* Begin *
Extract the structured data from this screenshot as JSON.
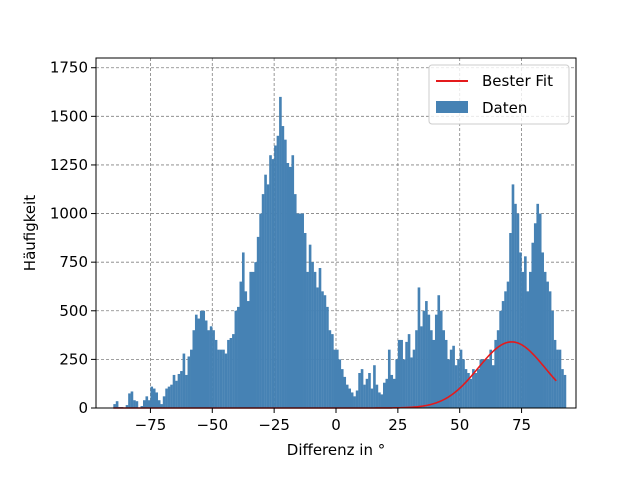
{
  "chart_data": {
    "type": "bar",
    "xlabel": "Differenz in °",
    "ylabel": "Häufigkeit",
    "xlim": [
      -97,
      97
    ],
    "ylim": [
      0,
      1800
    ],
    "xticks": [
      -75,
      -50,
      -25,
      0,
      25,
      50,
      75
    ],
    "xtick_labels": [
      "−75",
      "−50",
      "−25",
      "0",
      "25",
      "50",
      "75"
    ],
    "yticks": [
      0,
      250,
      500,
      750,
      1000,
      1250,
      1500,
      1750
    ],
    "ytick_labels": [
      "0",
      "250",
      "500",
      "750",
      "1000",
      "1250",
      "1500",
      "1750"
    ],
    "grid": true,
    "legend_position": "top-right",
    "bin_start": -90,
    "bin_width": 1,
    "series": [
      {
        "name": "Daten",
        "color": "#4682b4",
        "values": [
          20,
          35,
          5,
          5,
          0,
          15,
          75,
          85,
          40,
          35,
          0,
          10,
          40,
          60,
          40,
          110,
          100,
          80,
          40,
          20,
          60,
          100,
          110,
          120,
          170,
          140,
          175,
          190,
          280,
          170,
          265,
          300,
          400,
          480,
          460,
          500,
          500,
          450,
          400,
          420,
          400,
          350,
          300,
          300,
          300,
          280,
          350,
          360,
          380,
          500,
          520,
          650,
          800,
          600,
          550,
          700,
          700,
          750,
          880,
          1000,
          1100,
          1200,
          1150,
          1300,
          1280,
          1350,
          1400,
          1600,
          1450,
          1380,
          1260,
          1240,
          1300,
          1100,
          1000,
          1000,
          1000,
          900,
          700,
          840,
          750,
          700,
          620,
          720,
          600,
          580,
          520,
          400,
          380,
          300,
          300,
          250,
          200,
          160,
          120,
          100,
          80,
          60,
          90,
          180,
          200,
          120,
          150,
          180,
          100,
          220,
          120,
          80,
          70,
          130,
          150,
          300,
          170,
          150,
          250,
          350,
          350,
          250,
          340,
          380,
          260,
          300,
          400,
          620,
          420,
          500,
          550,
          480,
          400,
          350,
          480,
          580,
          500,
          400,
          350,
          250,
          300,
          320,
          220,
          250,
          300,
          250,
          200,
          180,
          150,
          200,
          180,
          200,
          250,
          250,
          250,
          250,
          300,
          220,
          350,
          400,
          500,
          550,
          600,
          650,
          900,
          1150,
          1050,
          1000,
          800,
          700,
          780,
          600,
          700,
          850,
          950,
          1050,
          1000,
          800,
          700,
          650,
          600,
          500,
          350,
          300,
          300,
          200,
          170
        ]
      },
      {
        "name": "Bester Fit",
        "type": "line",
        "color": "#e41a1c",
        "curve": {
          "amplitude": 340,
          "mean": 71,
          "sigma": 13.5,
          "x_start": -90,
          "x_end": 89
        }
      }
    ]
  }
}
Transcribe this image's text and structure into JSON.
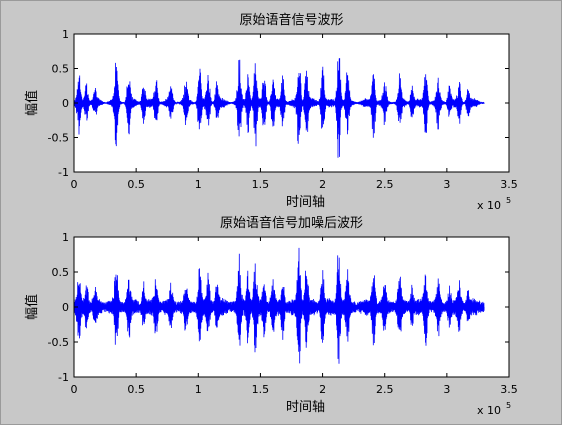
{
  "chart_data": [
    {
      "type": "line",
      "title": "原始语音信号波形",
      "xlabel": "时间轴",
      "ylabel": "幅值",
      "xlim": [
        0,
        350000
      ],
      "ylim": [
        -1,
        1
      ],
      "xticks": [
        "0",
        "0.5",
        "1",
        "1.5",
        "2",
        "2.5",
        "3",
        "3.5"
      ],
      "yticks": [
        "1",
        "0.5",
        "0",
        "-0.5",
        "-1"
      ],
      "x_multiplier": "x 10",
      "x_multiplier_exp": "5",
      "grid": false,
      "line_color": "#0000ff",
      "signal_end": 330000,
      "noise_level": 0.01,
      "bursts": [
        {
          "x": 4000,
          "amp": 0.4
        },
        {
          "x": 10000,
          "amp": 0.3
        },
        {
          "x": 17000,
          "amp": 0.2
        },
        {
          "x": 34000,
          "amp": 0.62
        },
        {
          "x": 44000,
          "amp": 0.45
        },
        {
          "x": 56000,
          "amp": 0.3
        },
        {
          "x": 66000,
          "amp": 0.38
        },
        {
          "x": 78000,
          "amp": 0.25
        },
        {
          "x": 90000,
          "amp": 0.3
        },
        {
          "x": 101000,
          "amp": 0.55
        },
        {
          "x": 108000,
          "amp": 0.4
        },
        {
          "x": 115000,
          "amp": 0.3
        },
        {
          "x": 133000,
          "amp": 0.65
        },
        {
          "x": 140000,
          "amp": 0.5
        },
        {
          "x": 146000,
          "amp": 0.6
        },
        {
          "x": 153000,
          "amp": 0.45
        },
        {
          "x": 160000,
          "amp": 0.35
        },
        {
          "x": 168000,
          "amp": 0.4
        },
        {
          "x": 181000,
          "amp": 0.85
        },
        {
          "x": 187000,
          "amp": 0.6
        },
        {
          "x": 200000,
          "amp": 0.55
        },
        {
          "x": 213000,
          "amp": 0.92
        },
        {
          "x": 220000,
          "amp": 0.45
        },
        {
          "x": 241000,
          "amp": 0.55
        },
        {
          "x": 250000,
          "amp": 0.3
        },
        {
          "x": 262000,
          "amp": 0.4
        },
        {
          "x": 272000,
          "amp": 0.25
        },
        {
          "x": 283000,
          "amp": 0.5
        },
        {
          "x": 293000,
          "amp": 0.35
        },
        {
          "x": 302000,
          "amp": 0.25
        },
        {
          "x": 310000,
          "amp": 0.28
        },
        {
          "x": 317000,
          "amp": 0.2
        }
      ]
    },
    {
      "type": "line",
      "title": "原始语音信号加噪后波形",
      "xlabel": "时间轴",
      "ylabel": "幅值",
      "xlim": [
        0,
        350000
      ],
      "ylim": [
        -1,
        1
      ],
      "xticks": [
        "0",
        "0.5",
        "1",
        "1.5",
        "2",
        "2.5",
        "3",
        "3.5"
      ],
      "yticks": [
        "1",
        "0.5",
        "0",
        "-0.5",
        "-1"
      ],
      "x_multiplier": "x 10",
      "x_multiplier_exp": "5",
      "grid": false,
      "line_color": "#0000ff",
      "signal_end": 330000,
      "noise_level": 0.05,
      "bursts": [
        {
          "x": 4000,
          "amp": 0.4
        },
        {
          "x": 10000,
          "amp": 0.3
        },
        {
          "x": 17000,
          "amp": 0.2
        },
        {
          "x": 34000,
          "amp": 0.62
        },
        {
          "x": 44000,
          "amp": 0.45
        },
        {
          "x": 56000,
          "amp": 0.3
        },
        {
          "x": 66000,
          "amp": 0.38
        },
        {
          "x": 78000,
          "amp": 0.25
        },
        {
          "x": 90000,
          "amp": 0.3
        },
        {
          "x": 101000,
          "amp": 0.55
        },
        {
          "x": 108000,
          "amp": 0.4
        },
        {
          "x": 115000,
          "amp": 0.3
        },
        {
          "x": 133000,
          "amp": 0.65
        },
        {
          "x": 140000,
          "amp": 0.5
        },
        {
          "x": 146000,
          "amp": 0.6
        },
        {
          "x": 153000,
          "amp": 0.45
        },
        {
          "x": 160000,
          "amp": 0.35
        },
        {
          "x": 168000,
          "amp": 0.4
        },
        {
          "x": 181000,
          "amp": 0.85
        },
        {
          "x": 187000,
          "amp": 0.6
        },
        {
          "x": 200000,
          "amp": 0.55
        },
        {
          "x": 213000,
          "amp": 0.92
        },
        {
          "x": 220000,
          "amp": 0.45
        },
        {
          "x": 241000,
          "amp": 0.55
        },
        {
          "x": 250000,
          "amp": 0.3
        },
        {
          "x": 262000,
          "amp": 0.4
        },
        {
          "x": 272000,
          "amp": 0.25
        },
        {
          "x": 283000,
          "amp": 0.5
        },
        {
          "x": 293000,
          "amp": 0.35
        },
        {
          "x": 302000,
          "amp": 0.25
        },
        {
          "x": 310000,
          "amp": 0.28
        },
        {
          "x": 317000,
          "amp": 0.2
        }
      ]
    }
  ]
}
* End *
From the entries above, copy every line that holds the word "this".

» Task output
Extract the structured data from this screenshot as JSON.
Transcribe this image's text and structure into JSON.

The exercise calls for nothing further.